Recorded data
## begin

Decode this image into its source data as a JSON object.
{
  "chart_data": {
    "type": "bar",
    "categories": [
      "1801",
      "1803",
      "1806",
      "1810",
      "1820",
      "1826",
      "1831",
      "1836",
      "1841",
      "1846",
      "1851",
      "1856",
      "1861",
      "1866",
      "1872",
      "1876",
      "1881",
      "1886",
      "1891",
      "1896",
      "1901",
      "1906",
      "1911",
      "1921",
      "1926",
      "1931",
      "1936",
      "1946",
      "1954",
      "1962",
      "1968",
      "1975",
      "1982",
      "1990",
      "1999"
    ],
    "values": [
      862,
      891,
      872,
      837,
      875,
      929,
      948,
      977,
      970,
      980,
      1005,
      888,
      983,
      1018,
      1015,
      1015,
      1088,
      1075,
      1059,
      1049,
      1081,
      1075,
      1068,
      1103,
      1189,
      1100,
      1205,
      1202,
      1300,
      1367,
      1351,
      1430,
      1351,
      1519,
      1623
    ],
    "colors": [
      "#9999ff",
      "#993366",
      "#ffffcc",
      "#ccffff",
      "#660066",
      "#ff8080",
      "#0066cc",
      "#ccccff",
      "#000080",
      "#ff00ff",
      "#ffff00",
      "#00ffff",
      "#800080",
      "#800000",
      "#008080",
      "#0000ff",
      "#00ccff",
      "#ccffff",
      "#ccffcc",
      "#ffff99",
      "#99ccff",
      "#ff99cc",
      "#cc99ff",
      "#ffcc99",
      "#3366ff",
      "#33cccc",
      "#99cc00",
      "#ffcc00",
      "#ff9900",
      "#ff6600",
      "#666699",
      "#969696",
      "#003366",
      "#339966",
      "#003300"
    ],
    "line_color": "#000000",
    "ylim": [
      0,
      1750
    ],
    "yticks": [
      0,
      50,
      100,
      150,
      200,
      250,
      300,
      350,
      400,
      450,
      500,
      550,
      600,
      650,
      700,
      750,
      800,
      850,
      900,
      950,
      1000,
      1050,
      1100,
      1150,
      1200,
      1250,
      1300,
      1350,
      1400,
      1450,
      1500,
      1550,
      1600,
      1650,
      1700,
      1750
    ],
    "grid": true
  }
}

## end

Task instructions: Output the full listing without altering anything.

Solution:
Decode this image into its source data as a JSON object.
{
  "chart_data": {
    "type": "bar",
    "categories": [
      "1801",
      "1803",
      "1806",
      "1810",
      "1820",
      "1826",
      "1831",
      "1836",
      "1841",
      "1846",
      "1851",
      "1856",
      "1861",
      "1866",
      "1872",
      "1876",
      "1881",
      "1886",
      "1891",
      "1896",
      "1901",
      "1906",
      "1911",
      "1921",
      "1926",
      "1931",
      "1936",
      "1946",
      "1954",
      "1962",
      "1968",
      "1975",
      "1982",
      "1990",
      "1999"
    ],
    "values": [
      862,
      891,
      872,
      837,
      875,
      929,
      948,
      977,
      970,
      980,
      1005,
      888,
      983,
      1018,
      1015,
      1015,
      1088,
      1075,
      1059,
      1049,
      1081,
      1075,
      1068,
      1103,
      1189,
      1100,
      1205,
      1202,
      1300,
      1367,
      1351,
      1430,
      1351,
      1519,
      1623
    ],
    "colors": [
      "#9999ff",
      "#993366",
      "#ffffcc",
      "#ccffff",
      "#660066",
      "#ff8080",
      "#0066cc",
      "#ccccff",
      "#000080",
      "#ff00ff",
      "#ffff00",
      "#00ffff",
      "#800080",
      "#800000",
      "#008080",
      "#0000ff",
      "#00ccff",
      "#ccffff",
      "#ccffcc",
      "#ffff99",
      "#99ccff",
      "#ff99cc",
      "#cc99ff",
      "#ffcc99",
      "#3366ff",
      "#33cccc",
      "#99cc00",
      "#ffcc00",
      "#ff9900",
      "#ff6600",
      "#666699",
      "#969696",
      "#003366",
      "#339966",
      "#003300"
    ],
    "line_color": "#000000",
    "ylim": [
      0,
      1750
    ],
    "yticks": [
      0,
      50,
      100,
      150,
      200,
      250,
      300,
      350,
      400,
      450,
      500,
      550,
      600,
      650,
      700,
      750,
      800,
      850,
      900,
      950,
      1000,
      1050,
      1100,
      1150,
      1200,
      1250,
      1300,
      1350,
      1400,
      1450,
      1500,
      1550,
      1600,
      1650,
      1700,
      1750
    ],
    "grid": true
  }
}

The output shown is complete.